Dataset records
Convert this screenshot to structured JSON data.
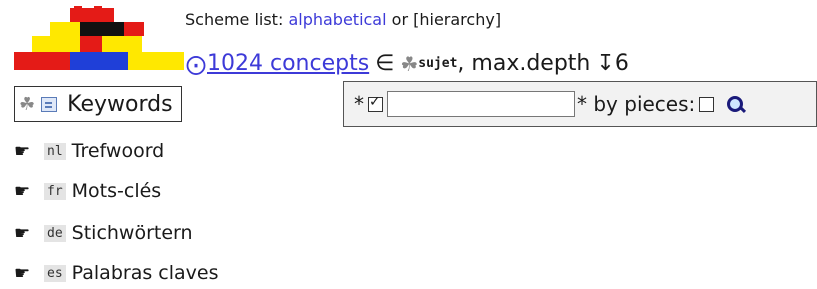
{
  "header": {
    "scheme_label": "Scheme list:",
    "alphabetical_link": "alphabetical",
    "or_text": "or",
    "hierarchy_text": "[hierarchy]",
    "target_glyph": "⨀",
    "concepts_count": "1024 concepts",
    "element_of": "∈",
    "scheme_icon": "trefoil-icon",
    "scheme_name": "sujet",
    "depth_text": ", max.depth",
    "depth_arrow": "↧",
    "depth_value": "6"
  },
  "keywords": {
    "label": "Keywords"
  },
  "search": {
    "prefix_star": "*",
    "input_value": "",
    "suffix_text": "* by pieces:",
    "case_checked": true,
    "pieces_checked": false
  },
  "languages": [
    {
      "code": "nl",
      "label": "Trefwoord"
    },
    {
      "code": "fr",
      "label": "Mots-clés"
    },
    {
      "code": "de",
      "label": "Stichwörtern"
    },
    {
      "code": "es",
      "label": "Palabras claves"
    }
  ],
  "colors": {
    "link": "#3d3ad8",
    "logo_red": "#e41b17",
    "logo_yellow": "#ffe800",
    "logo_blue": "#1f3fd8",
    "logo_black": "#111111"
  }
}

INSTRUCTION: Every record above should be transcribed exactly; the pictures stay out of the copy.

OUTPUT FOR THIS EXERCISE:
Convert this screenshot to structured JSON data.
{
  "header": {
    "scheme_label": "Scheme list:",
    "alphabetical_link": "alphabetical",
    "or_text": "or",
    "hierarchy_text": "[hierarchy]",
    "target_glyph": "⨀",
    "concepts_count": "1024 concepts",
    "element_of": "∈",
    "scheme_icon": "trefoil-icon",
    "scheme_name": "sujet",
    "depth_text": ", max.depth",
    "depth_arrow": "↧",
    "depth_value": "6"
  },
  "keywords": {
    "label": "Keywords"
  },
  "search": {
    "prefix_star": "*",
    "input_value": "",
    "suffix_text": "* by pieces:",
    "case_checked": true,
    "pieces_checked": false
  },
  "languages": [
    {
      "code": "nl",
      "label": "Trefwoord"
    },
    {
      "code": "fr",
      "label": "Mots-clés"
    },
    {
      "code": "de",
      "label": "Stichwörtern"
    },
    {
      "code": "es",
      "label": "Palabras claves"
    }
  ],
  "colors": {
    "link": "#3d3ad8",
    "logo_red": "#e41b17",
    "logo_yellow": "#ffe800",
    "logo_blue": "#1f3fd8",
    "logo_black": "#111111"
  }
}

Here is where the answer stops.